DATA EXTRACT:
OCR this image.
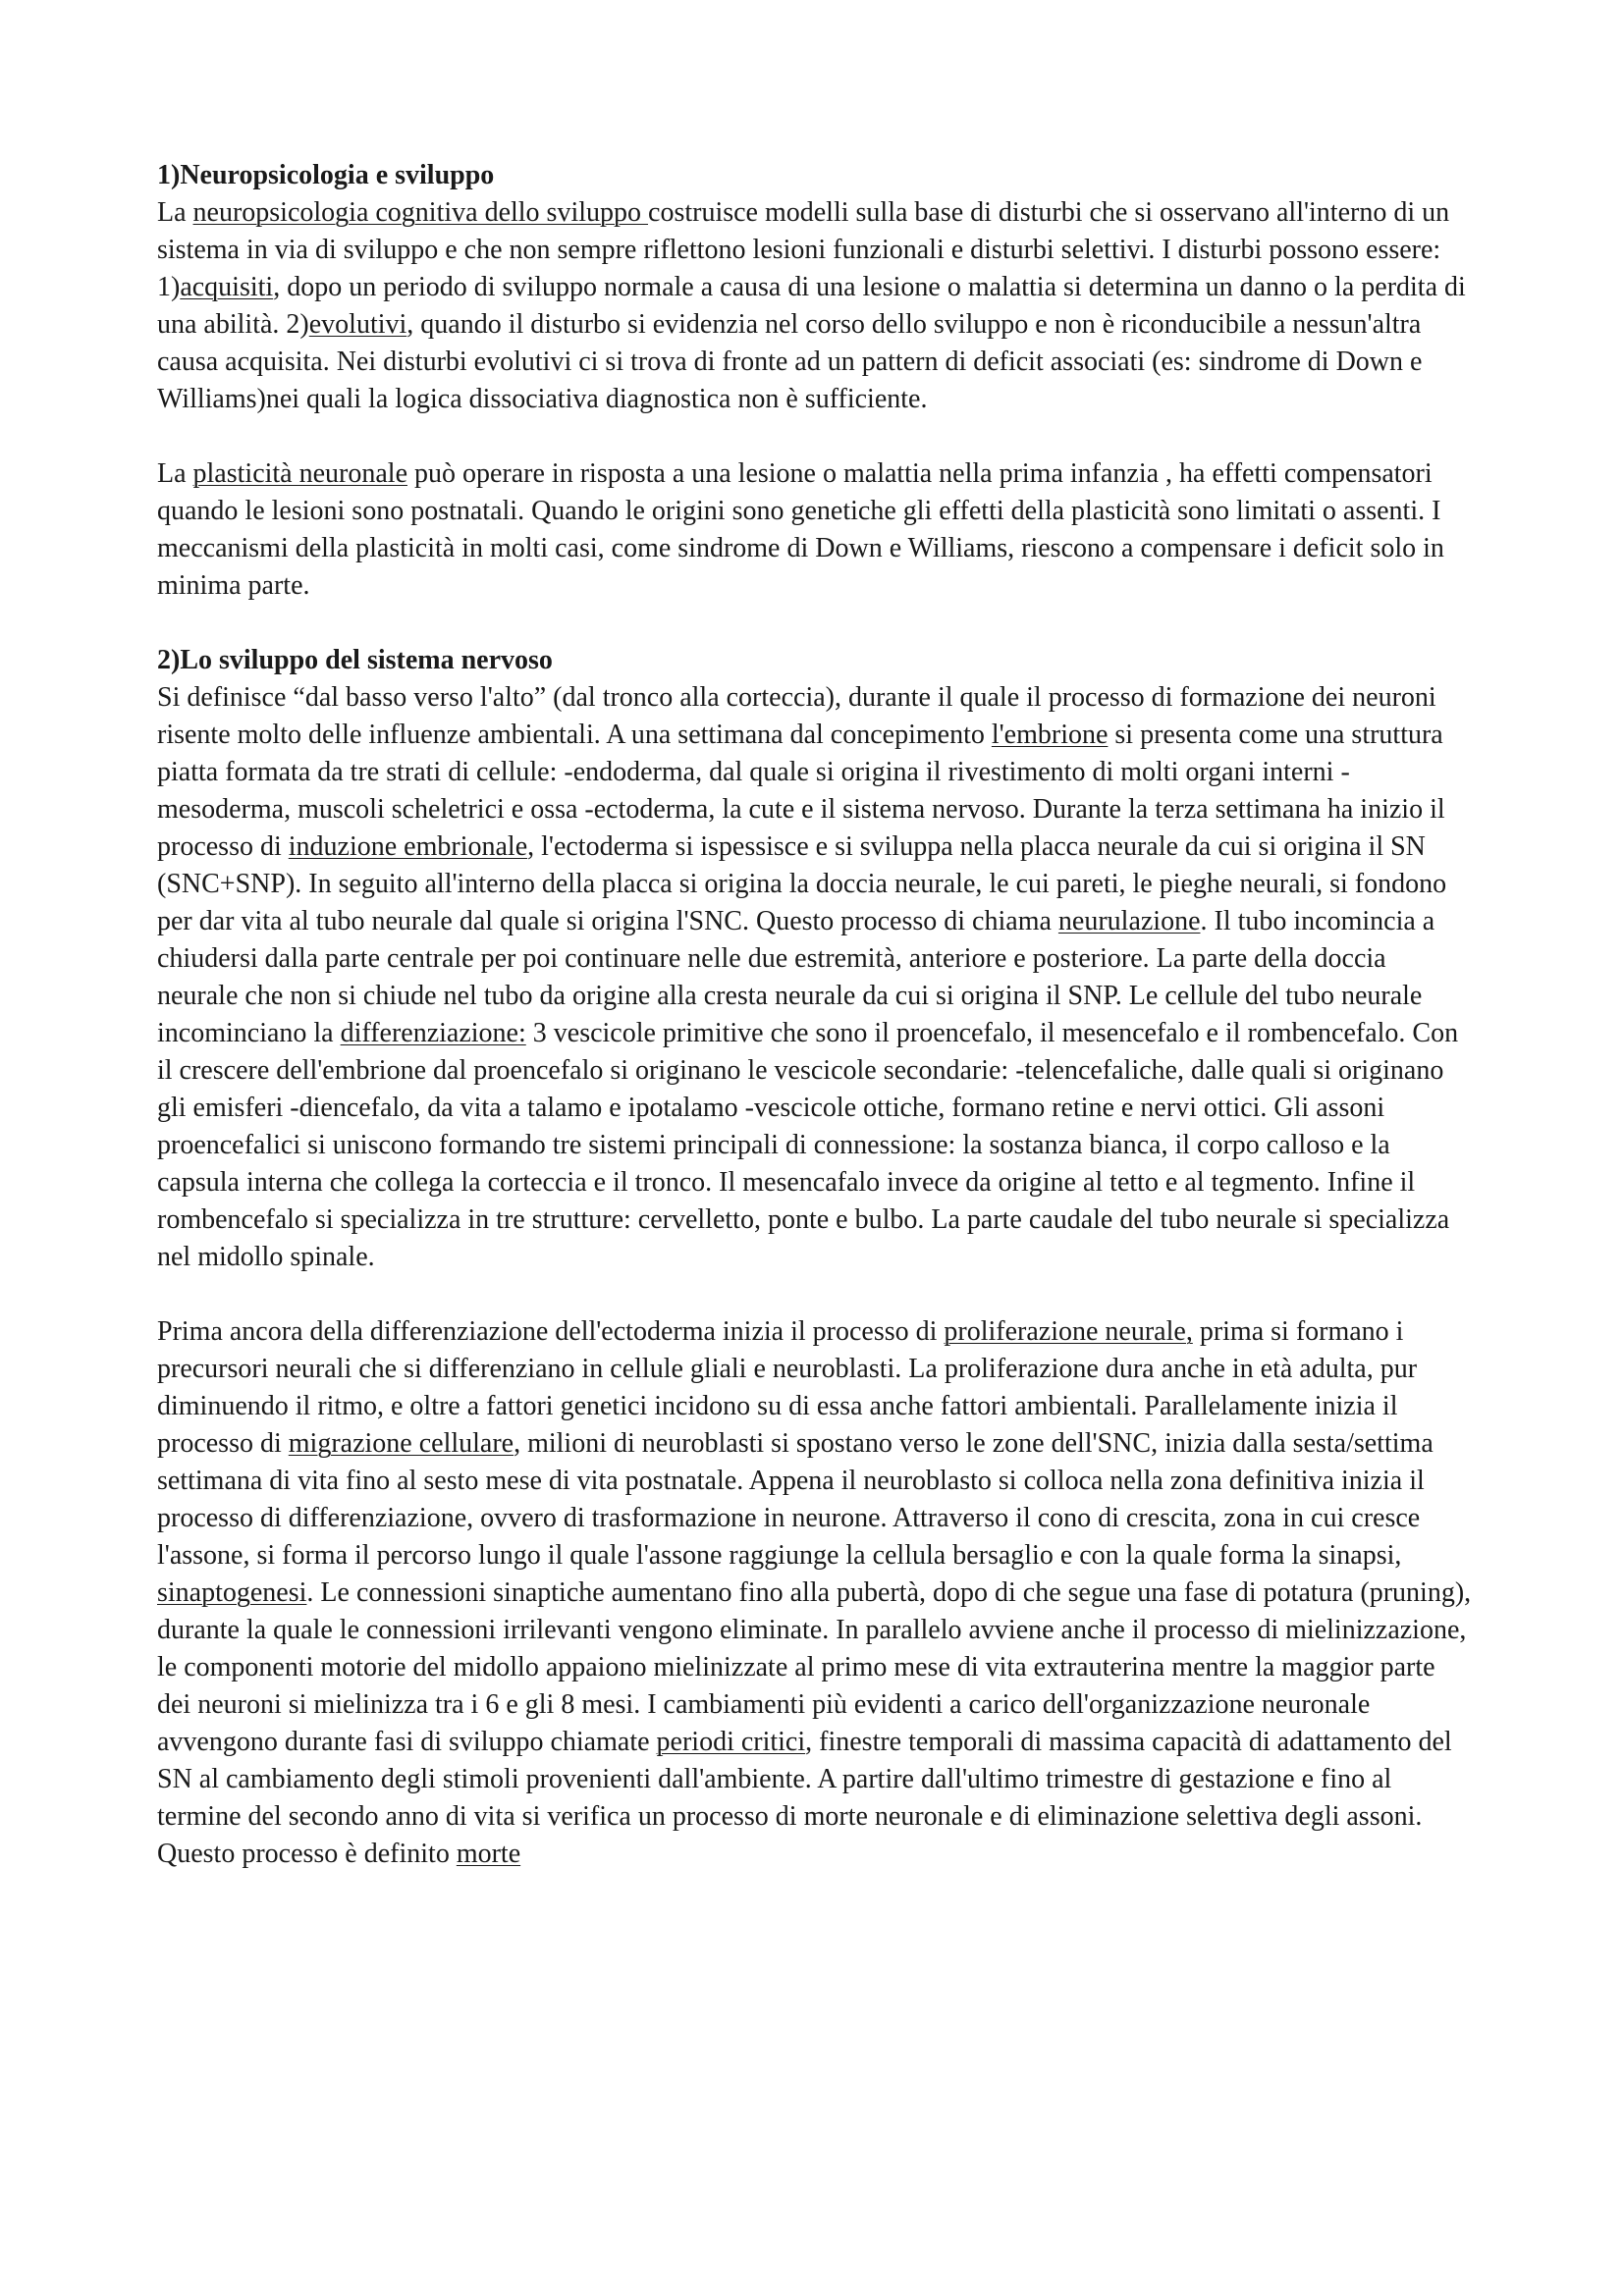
1)Neuropsicologia e sviluppo

La neuropsicologia cognitiva dello sviluppo costruisce modelli sulla base di disturbi che si osservano all'interno di un sistema in via di sviluppo e che non sempre riflettono lesioni funzionali e disturbi selettivi. I disturbi possono essere: 1)acquisiti, dopo un periodo di sviluppo normale a causa di una lesione o malattia si determina un danno o la perdita di una abilità. 2)evolutivi, quando il disturbo si evidenzia nel corso dello sviluppo e non è riconducibile a nessun'altra causa acquisita. Nei disturbi evolutivi ci si trova di fronte ad un pattern di deficit associati (es: sindrome di Down e Williams)nei quali la logica dissociativa diagnostica non è sufficiente.

La plasticità neuronale può operare in risposta a una lesione o malattia nella prima infanzia , ha effetti compensatori quando le lesioni sono postnatali. Quando le origini sono genetiche gli effetti della plasticità sono limitati o assenti. I meccanismi della plasticità in molti casi, come sindrome di Down e Williams, riescono a compensare i deficit solo in minima parte.

2)Lo sviluppo del sistema nervoso

Si definisce “dal basso verso l'alto” (dal tronco alla corteccia), durante il quale il processo di formazione dei neuroni risente molto delle influenze ambientali. A una settimana dal concepimento l'embrione si presenta come una struttura piatta formata da tre strati di cellule: -endoderma, dal quale si origina il rivestimento di molti organi interni -mesoderma, muscoli scheletrici e ossa -ectoderma, la cute e il sistema nervoso. Durante la terza settimana ha inizio il processo di induzione embrionale, l'ectoderma si ispessisce e si sviluppa nella placca neurale da cui si origina il SN (SNC+SNP). In seguito all'interno della placca si origina la doccia neurale, le cui pareti, le pieghe neurali, si fondono per dar vita al tubo neurale dal quale si origina l'SNC. Questo processo di chiama neurulazione. Il tubo incomincia a chiudersi dalla parte centrale per poi continuare nelle due estremità, anteriore e posteriore. La parte della doccia neurale che non si chiude nel tubo da origine alla cresta neurale da cui si origina il SNP. Le cellule del tubo neurale incominciano la differenziazione: 3 vescicole primitive che sono il proencefalo, il mesencefalo e il rombencefalo. Con il crescere dell'embrione dal proencefalo si originano le vescicole secondarie: -telencefaliche, dalle quali si originano gli emisferi -diencefalo, da vita a talamo e ipotalamo -vescicole ottiche, formano retine e nervi ottici. Gli assoni proencefalici si uniscono formando tre sistemi principali di connessione: la sostanza bianca, il corpo calloso e la capsula interna che collega la corteccia e il tronco. Il mesencafalo invece da origine al tetto e al tegmento. Infine il rombencefalo si specializza in tre strutture: cervelletto, ponte e bulbo. La parte caudale del tubo neurale si specializza nel midollo spinale.

Prima ancora della differenziazione dell'ectoderma inizia il processo di proliferazione neurale, prima si formano i precursori neurali che si differenziano in cellule gliali e neuroblasti. La proliferazione dura anche in età adulta, pur diminuendo il ritmo, e oltre a fattori genetici incidono su di essa anche fattori ambientali. Parallelamente inizia il processo di migrazione cellulare, milioni di neuroblasti si spostano verso le zone dell'SNC, inizia dalla sesta/settima settimana di vita fino al sesto mese di vita postnatale. Appena il neuroblasto si colloca nella zona definitiva inizia il processo di differenziazione, ovvero di trasformazione in neurone. Attraverso il cono di crescita, zona in cui cresce l'assone, si forma il percorso lungo il quale l'assone raggiunge la cellula bersaglio e con la quale forma la sinapsi, sinaptogenesi. Le connessioni sinaptiche aumentano fino alla pubertà, dopo di che segue una fase di potatura (pruning), durante la quale le connessioni irrilevanti vengono eliminate. In parallelo avviene anche il processo di mielinizzazione, le componenti motorie del midollo appaiono mielinizzate al primo mese di vita extrauterina mentre la maggior parte dei neuroni si mielinizza tra i 6 e gli 8 mesi. I cambiamenti più evidenti a carico dell'organizzazione neuronale avvengono durante fasi di sviluppo chiamate periodi critici, finestre temporali di massima capacità di adattamento del SN al cambiamento degli stimoli provenienti dall'ambiente. A partire dall'ultimo trimestre di gestazione e fino al termine del secondo anno di vita si verifica un processo di morte neuronale e di eliminazione selettiva degli assoni. Questo processo è definito morte
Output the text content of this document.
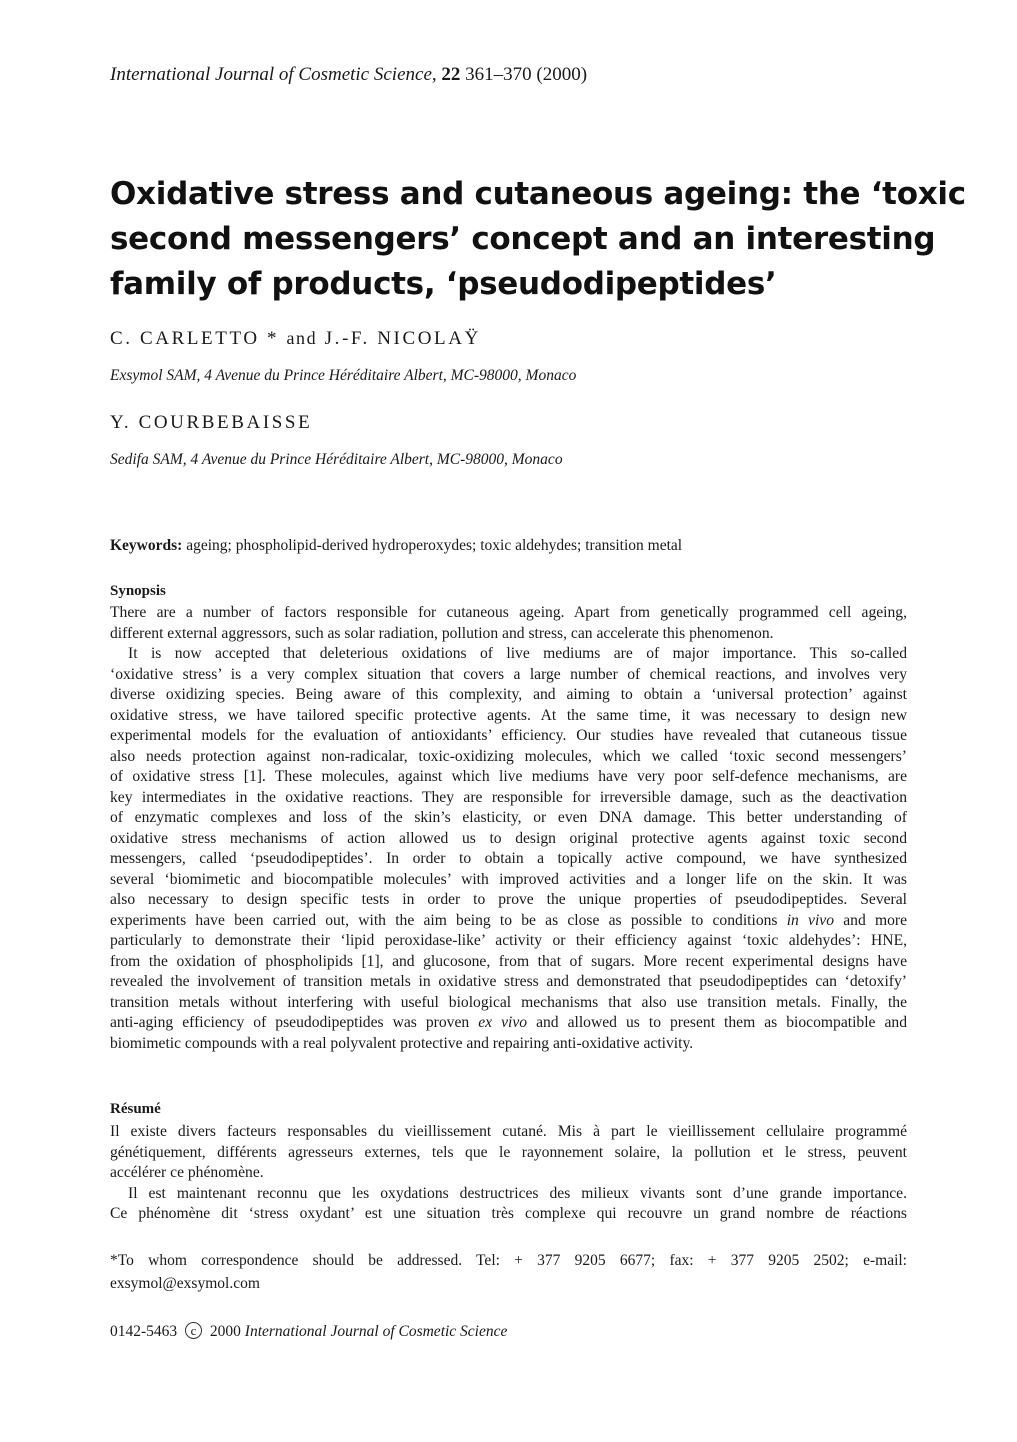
International Journal of Cosmetic Science, 22 361–370 (2000)
Oxidative stress and cutaneous ageing: the ‘toxic
second messengers’ concept and an interesting
family of products, ‘pseudodipeptides’
C. CARLETTO * and J.-F. NICOLAŸ
Exsymol SAM, 4 Avenue du Prince Héréditaire Albert, MC-98000, Monaco
Y. COURBEBAISSE
Sedifa SAM, 4 Avenue du Prince Héréditaire Albert, MC-98000, Monaco
Keywords: ageing; phospholipid-derived hydroperoxydes; toxic aldehydes; transition metal
Synopsis
There are a number of factors responsible for cutaneous ageing. Apart from genetically programmed cell ageing,
different external aggressors, such as solar radiation, pollution and stress, can accelerate this phenomenon.
It is now accepted that deleterious oxidations of live mediums are of major importance. This so-called
‘oxidative stress’ is a very complex situation that covers a large number of chemical reactions, and involves very
diverse oxidizing species. Being aware of this complexity, and aiming to obtain a ‘universal protection’ against
oxidative stress, we have tailored specific protective agents. At the same time, it was necessary to design new
experimental models for the evaluation of antioxidants’ efficiency. Our studies have revealed that cutaneous tissue
also needs protection against non-radicalar, toxic-oxidizing molecules, which we called ‘toxic second messengers’
of oxidative stress [1]. These molecules, against which live mediums have very poor self-defence mechanisms, are
key intermediates in the oxidative reactions. They are responsible for irreversible damage, such as the deactivation
of enzymatic complexes and loss of the skin’s elasticity, or even DNA damage. This better understanding of
oxidative stress mechanisms of action allowed us to design original protective agents against toxic second
messengers, called ‘pseudodipeptides’. In order to obtain a topically active compound, we have synthesized
several ‘biomimetic and biocompatible molecules’ with improved activities and a longer life on the skin. It was
also necessary to design specific tests in order to prove the unique properties of pseudodipeptides. Several
experiments have been carried out, with the aim being to be as close as possible to conditions in vivo and more
particularly to demonstrate their ‘lipid peroxidase-like’ activity or their efficiency against ‘toxic aldehydes’: HNE,
from the oxidation of phospholipids [1], and glucosone, from that of sugars. More recent experimental designs have
revealed the involvement of transition metals in oxidative stress and demonstrated that pseudodipeptides can ‘detoxify’
transition metals without interfering with useful biological mechanisms that also use transition metals. Finally, the
anti-aging efficiency of pseudodipeptides was proven ex vivo and allowed us to present them as biocompatible and
biomimetic compounds with a real polyvalent protective and repairing anti-oxidative activity.
Résumé
Il existe divers facteurs responsables du vieillissement cutané. Mis à part le vieillissement cellulaire programmé
génétiquement, différents agresseurs externes, tels que le rayonnement solaire, la pollution et le stress, peuvent
accélérer ce phénomène.
Il est maintenant reconnu que les oxydations destructrices des milieux vivants sont d’une grande importance.
Ce phénomène dit ‘stress oxydant’ est une situation très complexe qui recouvre un grand nombre de réactions
*To whom correspondence should be addressed. Tel: + 377 9205 6677; fax: + 377 9205 2502; e-mail:
exsymol@exsymol.com
0142-5463 c 2000 International Journal of Cosmetic Science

TASK BRIEF:
Write the records out again in full, exactly, and skip every picture.

TASK RESULT:
OCR this image.
1)Neuropsicologia e sviluppo

La neuropsicologia cognitiva dello sviluppo costruisce modelli sulla base di disturbi che si osservano all'interno di un sistema in via di sviluppo e che non sempre riflettono lesioni funzionali e disturbi selettivi. I disturbi possono essere: 1)acquisiti, dopo un periodo di sviluppo normale a causa di una lesione o malattia si determina un danno o la perdita di una abilità. 2)evolutivi, quando il disturbo si evidenzia nel corso dello sviluppo e non è riconducibile a nessun'altra causa acquisita. Nei disturbi evolutivi ci si trova di fronte ad un pattern di deficit associati (es: sindrome di Down e Williams)nei quali la logica dissociativa diagnostica non è sufficiente.

La plasticità neuronale può operare in risposta a una lesione o malattia nella prima infanzia , ha effetti compensatori quando le lesioni sono postnatali. Quando le origini sono genetiche gli effetti della plasticità sono limitati o assenti. I meccanismi della plasticità in molti casi, come sindrome di Down e Williams, riescono a compensare i deficit solo in minima parte.

2)Lo sviluppo del sistema nervoso

Si definisce “dal basso verso l'alto” (dal tronco alla corteccia), durante il quale il processo di formazione dei neuroni risente molto delle influenze ambientali. A una settimana dal concepimento l'embrione si presenta come una struttura piatta formata da tre strati di cellule: -endoderma, dal quale si origina il rivestimento di molti organi interni -mesoderma, muscoli scheletrici e ossa -ectoderma, la cute e il sistema nervoso. Durante la terza settimana ha inizio il processo di induzione embrionale, l'ectoderma si ispessisce e si sviluppa nella placca neurale da cui si origina il SN (SNC+SNP). In seguito all'interno della placca si origina la doccia neurale, le cui pareti, le pieghe neurali, si fondono per dar vita al tubo neurale dal quale si origina l'SNC. Questo processo di chiama neurulazione. Il tubo incomincia a chiudersi dalla parte centrale per poi continuare nelle due estremità, anteriore e posteriore. La parte della doccia neurale che non si chiude nel tubo da origine alla cresta neurale da cui si origina il SNP. Le cellule del tubo neurale incominciano la differenziazione: 3 vescicole primitive che sono il proencefalo, il mesencefalo e il rombencefalo. Con il crescere dell'embrione dal proencefalo si originano le vescicole secondarie: -telencefaliche, dalle quali si originano gli emisferi -diencefalo, da vita a talamo e ipotalamo -vescicole ottiche, formano retine e nervi ottici. Gli assoni proencefalici si uniscono formando tre sistemi principali di connessione: la sostanza bianca, il corpo calloso e la capsula interna che collega la corteccia e il tronco. Il mesencafalo invece da origine al tetto e al tegmento. Infine il rombencefalo si specializza in tre strutture: cervelletto, ponte e bulbo. La parte caudale del tubo neurale si specializza nel midollo spinale.

Prima ancora della differenziazione dell'ectoderma inizia il processo di proliferazione neurale, prima si formano i precursori neurali che si differenziano in cellule gliali e neuroblasti. La proliferazione dura anche in età adulta, pur diminuendo il ritmo, e oltre a fattori genetici incidono su di essa anche fattori ambientali. Parallelamente inizia il processo di migrazione cellulare, milioni di neuroblasti si spostano verso le zone dell'SNC, inizia dalla sesta/settima settimana di vita fino al sesto mese di vita postnatale. Appena il neuroblasto si colloca nella zona definitiva inizia il processo di differenziazione, ovvero di trasformazione in neurone. Attraverso il cono di crescita, zona in cui cresce l'assone, si forma il percorso lungo il quale l'assone raggiunge la cellula bersaglio e con la quale forma la sinapsi, sinaptogenesi. Le connessioni sinaptiche aumentano fino alla pubertà, dopo di che segue una fase di potatura (pruning), durante la quale le connessioni irrilevanti vengono eliminate. In parallelo avviene anche il processo di mielinizzazione, le componenti motorie del midollo appaiono mielinizzate al primo mese di vita extrauterina mentre la maggior parte dei neuroni si mielinizza tra i 6 e gli 8 mesi. I cambiamenti più evidenti a carico dell'organizzazione neuronale avvengono durante fasi di sviluppo chiamate periodi critici, finestre temporali di massima capacità di adattamento del SN al cambiamento degli stimoli provenienti dall'ambiente. A partire dall'ultimo trimestre di gestazione e fino al termine del secondo anno di vita si verifica un processo di morte neuronale e di eliminazione selettiva degli assoni. Questo processo è definito morte
Output the text content of this document.
International Journal of Cosmetic Science, 22 361–370 (2000)
Oxidative stress and cutaneous ageing: the ‘toxic
second messengers’ concept and an interesting
family of products, ‘pseudodipeptides’
C. CARLETTO * and J.-F. NICOLAŸ
Exsymol SAM, 4 Avenue du Prince Héréditaire Albert, MC-98000, Monaco
Y. COURBEBAISSE
Sedifa SAM, 4 Avenue du Prince Héréditaire Albert, MC-98000, Monaco
Keywords: ageing; phospholipid-derived hydroperoxydes; toxic aldehydes; transition metal
Synopsis
There are a number of factors responsible for cutaneous ageing. Apart from genetically programmed cell ageing,
different external aggressors, such as solar radiation, pollution and stress, can accelerate this phenomenon.
It is now accepted that deleterious oxidations of live mediums are of major importance. This so-called
‘oxidative stress’ is a very complex situation that covers a large number of chemical reactions, and involves very
diverse oxidizing species. Being aware of this complexity, and aiming to obtain a ‘universal protection’ against
oxidative stress, we have tailored specific protective agents. At the same time, it was necessary to design new
experimental models for the evaluation of antioxidants’ efficiency. Our studies have revealed that cutaneous tissue
also needs protection against non-radicalar, toxic-oxidizing molecules, which we called ‘toxic second messengers’
of oxidative stress [1]. These molecules, against which live mediums have very poor self-defence mechanisms, are
key intermediates in the oxidative reactions. They are responsible for irreversible damage, such as the deactivation
of enzymatic complexes and loss of the skin’s elasticity, or even DNA damage. This better understanding of
oxidative stress mechanisms of action allowed us to design original protective agents against toxic second
messengers, called ‘pseudodipeptides’. In order to obtain a topically active compound, we have synthesized
several ‘biomimetic and biocompatible molecules’ with improved activities and a longer life on the skin. It was
also necessary to design specific tests in order to prove the unique properties of pseudodipeptides. Several
experiments have been carried out, with the aim being to be as close as possible to conditions in vivo and more
particularly to demonstrate their ‘lipid peroxidase-like’ activity or their efficiency against ‘toxic aldehydes’: HNE,
from the oxidation of phospholipids [1], and glucosone, from that of sugars. More recent experimental designs have
revealed the involvement of transition metals in oxidative stress and demonstrated that pseudodipeptides can ‘detoxify’
transition metals without interfering with useful biological mechanisms that also use transition metals. Finally, the
anti-aging efficiency of pseudodipeptides was proven ex vivo and allowed us to present them as biocompatible and
biomimetic compounds with a real polyvalent protective and repairing anti-oxidative activity.
Résumé
Il existe divers facteurs responsables du vieillissement cutané. Mis à part le vieillissement cellulaire programmé
génétiquement, différents agresseurs externes, tels que le rayonnement solaire, la pollution et le stress, peuvent
accélérer ce phénomène.
Il est maintenant reconnu que les oxydations destructrices des milieux vivants sont d’une grande importance.
Ce phénomène dit ‘stress oxydant’ est une situation très complexe qui recouvre un grand nombre de réactions
*To whom correspondence should be addressed. Tel: + 377 9205 6677; fax: + 377 9205 2502; e-mail:
exsymol@exsymol.com
0142-5463 c 2000 International Journal of Cosmetic Science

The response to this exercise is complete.